• THE REQUEST: From the listing that follows, output everything exactly except the pictures.

• DATA FOR PROCESSING:
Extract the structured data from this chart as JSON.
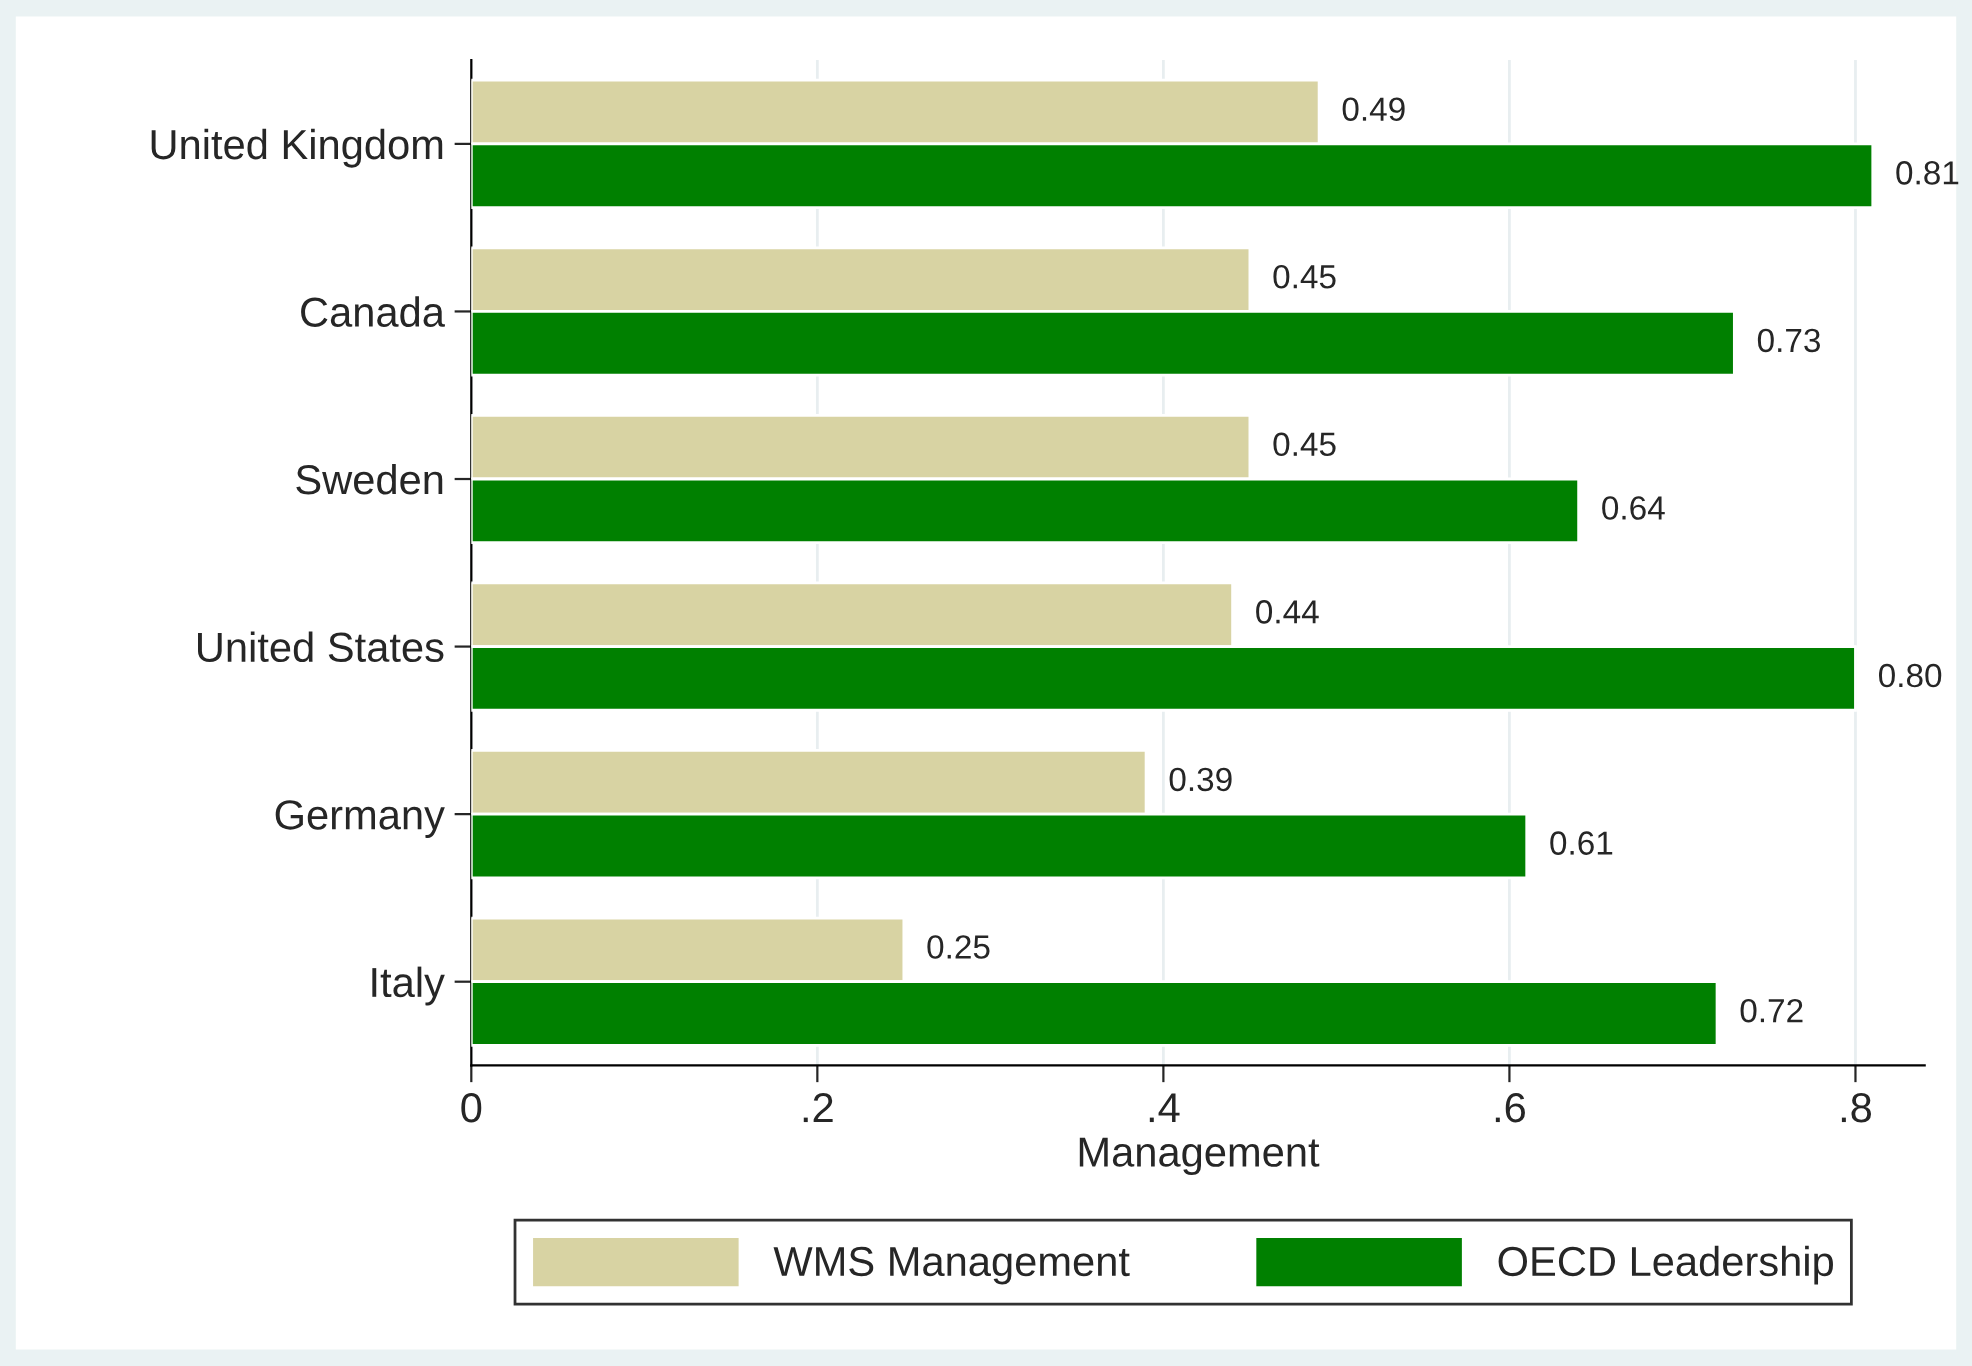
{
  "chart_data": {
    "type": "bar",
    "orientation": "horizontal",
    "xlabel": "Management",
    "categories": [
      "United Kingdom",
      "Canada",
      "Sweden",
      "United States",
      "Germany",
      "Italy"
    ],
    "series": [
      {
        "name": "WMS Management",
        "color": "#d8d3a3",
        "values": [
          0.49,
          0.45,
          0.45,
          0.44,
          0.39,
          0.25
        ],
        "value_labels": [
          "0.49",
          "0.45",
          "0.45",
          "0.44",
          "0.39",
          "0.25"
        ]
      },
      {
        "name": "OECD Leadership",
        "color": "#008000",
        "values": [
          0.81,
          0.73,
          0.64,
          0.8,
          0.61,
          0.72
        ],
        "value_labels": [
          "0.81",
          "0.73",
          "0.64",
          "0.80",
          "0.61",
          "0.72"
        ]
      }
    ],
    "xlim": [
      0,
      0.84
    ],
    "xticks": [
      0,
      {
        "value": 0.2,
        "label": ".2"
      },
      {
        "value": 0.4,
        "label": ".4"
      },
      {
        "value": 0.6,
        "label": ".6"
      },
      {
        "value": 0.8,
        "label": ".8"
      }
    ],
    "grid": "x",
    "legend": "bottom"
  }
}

• IN RESPONSE:
Extract the structured data from this chart as JSON.
{
  "chart_data": {
    "type": "bar",
    "orientation": "horizontal",
    "xlabel": "Management",
    "categories": [
      "United Kingdom",
      "Canada",
      "Sweden",
      "United States",
      "Germany",
      "Italy"
    ],
    "series": [
      {
        "name": "WMS Management",
        "color": "#d8d3a3",
        "values": [
          0.49,
          0.45,
          0.45,
          0.44,
          0.39,
          0.25
        ],
        "value_labels": [
          "0.49",
          "0.45",
          "0.45",
          "0.44",
          "0.39",
          "0.25"
        ]
      },
      {
        "name": "OECD Leadership",
        "color": "#008000",
        "values": [
          0.81,
          0.73,
          0.64,
          0.8,
          0.61,
          0.72
        ],
        "value_labels": [
          "0.81",
          "0.73",
          "0.64",
          "0.80",
          "0.61",
          "0.72"
        ]
      }
    ],
    "xlim": [
      0,
      0.84
    ],
    "xticks": [
      0,
      {
        "value": 0.2,
        "label": ".2"
      },
      {
        "value": 0.4,
        "label": ".4"
      },
      {
        "value": 0.6,
        "label": ".6"
      },
      {
        "value": 0.8,
        "label": ".8"
      }
    ],
    "grid": "x",
    "legend": "bottom"
  }
}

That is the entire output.